-- Exercise materials start --

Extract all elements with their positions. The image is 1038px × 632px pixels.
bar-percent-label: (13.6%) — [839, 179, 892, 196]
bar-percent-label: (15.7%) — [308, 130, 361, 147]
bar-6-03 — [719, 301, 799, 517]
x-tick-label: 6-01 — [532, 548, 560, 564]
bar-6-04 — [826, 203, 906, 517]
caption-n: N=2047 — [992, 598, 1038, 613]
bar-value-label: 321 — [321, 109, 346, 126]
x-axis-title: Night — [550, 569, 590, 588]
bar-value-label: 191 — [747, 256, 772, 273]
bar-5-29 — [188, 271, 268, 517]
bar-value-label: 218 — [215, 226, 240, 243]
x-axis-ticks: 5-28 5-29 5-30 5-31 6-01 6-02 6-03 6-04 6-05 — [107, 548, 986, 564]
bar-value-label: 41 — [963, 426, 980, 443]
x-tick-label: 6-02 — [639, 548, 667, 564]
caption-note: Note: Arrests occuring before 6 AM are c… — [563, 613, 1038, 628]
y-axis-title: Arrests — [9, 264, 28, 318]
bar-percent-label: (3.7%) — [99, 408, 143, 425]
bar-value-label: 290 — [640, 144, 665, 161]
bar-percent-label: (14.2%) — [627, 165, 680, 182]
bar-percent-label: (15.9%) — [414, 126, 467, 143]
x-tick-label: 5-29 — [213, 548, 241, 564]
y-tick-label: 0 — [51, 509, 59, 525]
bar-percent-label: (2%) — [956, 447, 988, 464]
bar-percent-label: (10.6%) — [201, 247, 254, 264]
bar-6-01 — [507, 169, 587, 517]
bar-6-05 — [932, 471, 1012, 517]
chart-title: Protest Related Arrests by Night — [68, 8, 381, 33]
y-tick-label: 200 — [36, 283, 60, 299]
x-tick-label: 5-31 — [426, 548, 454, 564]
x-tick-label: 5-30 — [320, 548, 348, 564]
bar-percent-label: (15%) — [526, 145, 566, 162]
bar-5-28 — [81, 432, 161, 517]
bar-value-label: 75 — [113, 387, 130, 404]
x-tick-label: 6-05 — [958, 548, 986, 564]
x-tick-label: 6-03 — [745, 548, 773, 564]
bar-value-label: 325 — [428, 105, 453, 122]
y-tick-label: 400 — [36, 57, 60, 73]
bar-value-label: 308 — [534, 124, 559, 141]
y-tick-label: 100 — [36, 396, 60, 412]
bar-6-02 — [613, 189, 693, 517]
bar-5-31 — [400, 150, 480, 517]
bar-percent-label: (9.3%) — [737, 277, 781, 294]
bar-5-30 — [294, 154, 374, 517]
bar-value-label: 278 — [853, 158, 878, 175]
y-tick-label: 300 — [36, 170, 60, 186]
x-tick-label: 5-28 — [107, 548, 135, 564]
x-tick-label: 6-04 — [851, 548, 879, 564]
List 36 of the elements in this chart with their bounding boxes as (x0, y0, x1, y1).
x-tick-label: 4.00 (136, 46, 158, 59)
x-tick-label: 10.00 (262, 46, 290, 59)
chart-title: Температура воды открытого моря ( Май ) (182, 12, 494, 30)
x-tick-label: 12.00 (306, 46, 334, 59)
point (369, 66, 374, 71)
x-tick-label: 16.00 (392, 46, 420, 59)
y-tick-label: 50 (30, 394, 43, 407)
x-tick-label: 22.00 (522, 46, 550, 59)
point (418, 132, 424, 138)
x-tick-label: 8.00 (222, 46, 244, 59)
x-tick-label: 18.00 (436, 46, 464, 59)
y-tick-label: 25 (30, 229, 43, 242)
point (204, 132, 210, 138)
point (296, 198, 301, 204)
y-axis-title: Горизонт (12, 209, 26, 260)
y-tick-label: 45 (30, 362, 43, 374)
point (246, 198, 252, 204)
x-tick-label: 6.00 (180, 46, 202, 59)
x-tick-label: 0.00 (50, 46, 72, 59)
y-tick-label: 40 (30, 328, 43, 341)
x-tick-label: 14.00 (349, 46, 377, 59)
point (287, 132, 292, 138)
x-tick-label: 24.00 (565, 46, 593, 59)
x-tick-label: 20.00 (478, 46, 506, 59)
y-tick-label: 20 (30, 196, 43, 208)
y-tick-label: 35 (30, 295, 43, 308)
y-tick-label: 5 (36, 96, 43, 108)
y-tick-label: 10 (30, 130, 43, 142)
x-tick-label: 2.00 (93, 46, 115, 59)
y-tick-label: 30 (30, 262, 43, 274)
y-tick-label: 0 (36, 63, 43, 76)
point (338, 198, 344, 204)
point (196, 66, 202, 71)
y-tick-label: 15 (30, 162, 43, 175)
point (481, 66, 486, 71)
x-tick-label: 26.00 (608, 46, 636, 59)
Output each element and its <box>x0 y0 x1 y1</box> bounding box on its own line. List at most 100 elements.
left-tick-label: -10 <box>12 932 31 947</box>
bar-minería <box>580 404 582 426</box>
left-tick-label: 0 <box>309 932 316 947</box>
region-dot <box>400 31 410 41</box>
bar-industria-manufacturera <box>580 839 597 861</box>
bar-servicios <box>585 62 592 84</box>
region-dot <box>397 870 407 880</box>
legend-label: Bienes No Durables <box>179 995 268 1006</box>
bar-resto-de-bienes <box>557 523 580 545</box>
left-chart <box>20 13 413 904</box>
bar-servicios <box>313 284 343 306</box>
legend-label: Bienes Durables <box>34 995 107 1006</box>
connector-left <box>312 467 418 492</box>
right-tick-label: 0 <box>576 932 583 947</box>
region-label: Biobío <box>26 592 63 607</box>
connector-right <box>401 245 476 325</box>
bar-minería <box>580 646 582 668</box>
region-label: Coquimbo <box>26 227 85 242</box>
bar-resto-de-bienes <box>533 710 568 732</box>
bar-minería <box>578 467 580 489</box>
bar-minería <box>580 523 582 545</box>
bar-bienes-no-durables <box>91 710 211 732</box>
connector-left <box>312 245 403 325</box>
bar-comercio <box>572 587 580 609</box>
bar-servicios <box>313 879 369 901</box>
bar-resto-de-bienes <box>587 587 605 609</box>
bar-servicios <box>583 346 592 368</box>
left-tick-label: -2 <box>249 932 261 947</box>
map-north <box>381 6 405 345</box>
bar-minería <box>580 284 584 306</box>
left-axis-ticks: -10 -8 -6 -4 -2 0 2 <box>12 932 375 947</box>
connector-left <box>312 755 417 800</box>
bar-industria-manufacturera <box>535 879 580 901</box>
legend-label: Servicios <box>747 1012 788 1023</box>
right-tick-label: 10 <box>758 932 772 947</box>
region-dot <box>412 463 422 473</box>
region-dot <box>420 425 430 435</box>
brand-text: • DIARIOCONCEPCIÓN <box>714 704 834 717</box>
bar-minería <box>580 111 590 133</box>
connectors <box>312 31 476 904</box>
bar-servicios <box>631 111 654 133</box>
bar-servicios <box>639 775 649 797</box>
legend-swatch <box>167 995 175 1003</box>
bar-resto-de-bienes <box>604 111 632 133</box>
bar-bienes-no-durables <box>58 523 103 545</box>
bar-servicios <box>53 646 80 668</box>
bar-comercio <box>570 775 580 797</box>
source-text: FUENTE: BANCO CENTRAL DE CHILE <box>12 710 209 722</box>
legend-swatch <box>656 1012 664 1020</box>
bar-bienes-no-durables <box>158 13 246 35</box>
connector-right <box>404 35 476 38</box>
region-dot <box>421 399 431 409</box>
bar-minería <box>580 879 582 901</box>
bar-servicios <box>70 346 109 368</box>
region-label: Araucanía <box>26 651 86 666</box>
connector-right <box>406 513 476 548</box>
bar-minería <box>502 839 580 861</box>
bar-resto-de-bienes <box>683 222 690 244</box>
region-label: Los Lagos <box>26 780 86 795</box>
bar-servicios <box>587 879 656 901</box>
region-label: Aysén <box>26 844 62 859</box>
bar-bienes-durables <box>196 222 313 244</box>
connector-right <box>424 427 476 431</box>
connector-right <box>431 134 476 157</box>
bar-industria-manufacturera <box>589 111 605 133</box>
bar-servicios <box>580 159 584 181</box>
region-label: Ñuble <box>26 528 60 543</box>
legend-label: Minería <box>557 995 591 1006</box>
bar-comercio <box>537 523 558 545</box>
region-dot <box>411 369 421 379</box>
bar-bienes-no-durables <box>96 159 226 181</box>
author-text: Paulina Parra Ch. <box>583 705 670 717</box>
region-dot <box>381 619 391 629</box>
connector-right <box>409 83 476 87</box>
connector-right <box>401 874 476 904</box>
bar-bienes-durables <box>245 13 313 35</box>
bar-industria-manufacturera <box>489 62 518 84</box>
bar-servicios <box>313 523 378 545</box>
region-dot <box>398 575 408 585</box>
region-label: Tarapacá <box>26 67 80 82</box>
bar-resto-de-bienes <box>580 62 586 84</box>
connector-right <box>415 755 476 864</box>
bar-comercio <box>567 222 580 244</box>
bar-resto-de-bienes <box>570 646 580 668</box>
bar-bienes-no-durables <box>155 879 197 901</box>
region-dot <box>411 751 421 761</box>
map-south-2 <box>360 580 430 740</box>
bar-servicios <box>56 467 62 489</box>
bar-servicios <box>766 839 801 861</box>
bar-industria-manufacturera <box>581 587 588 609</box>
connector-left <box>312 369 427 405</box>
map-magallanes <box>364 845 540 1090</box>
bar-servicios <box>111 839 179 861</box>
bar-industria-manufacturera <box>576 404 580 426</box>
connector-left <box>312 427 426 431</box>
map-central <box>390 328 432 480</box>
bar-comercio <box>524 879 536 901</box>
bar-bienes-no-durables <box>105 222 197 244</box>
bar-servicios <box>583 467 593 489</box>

-- Exercise materials end --

Arrange everything in the material from its first line down to and including the line containing "x-tick-label: 6-01 — [532, 548, 560, 564]" as a numbered list, omitting any blank lines.

▶ **Exercise result**:
1. Extract all elements with their positions. The image is 1038px × 632px pixels.
2. bar-percent-label: (13.6%) — [839, 179, 892, 196]
3. bar-percent-label: (15.7%) — [308, 130, 361, 147]
4. bar-6-03 — [719, 301, 799, 517]
5. x-tick-label: 6-01 — [532, 548, 560, 564]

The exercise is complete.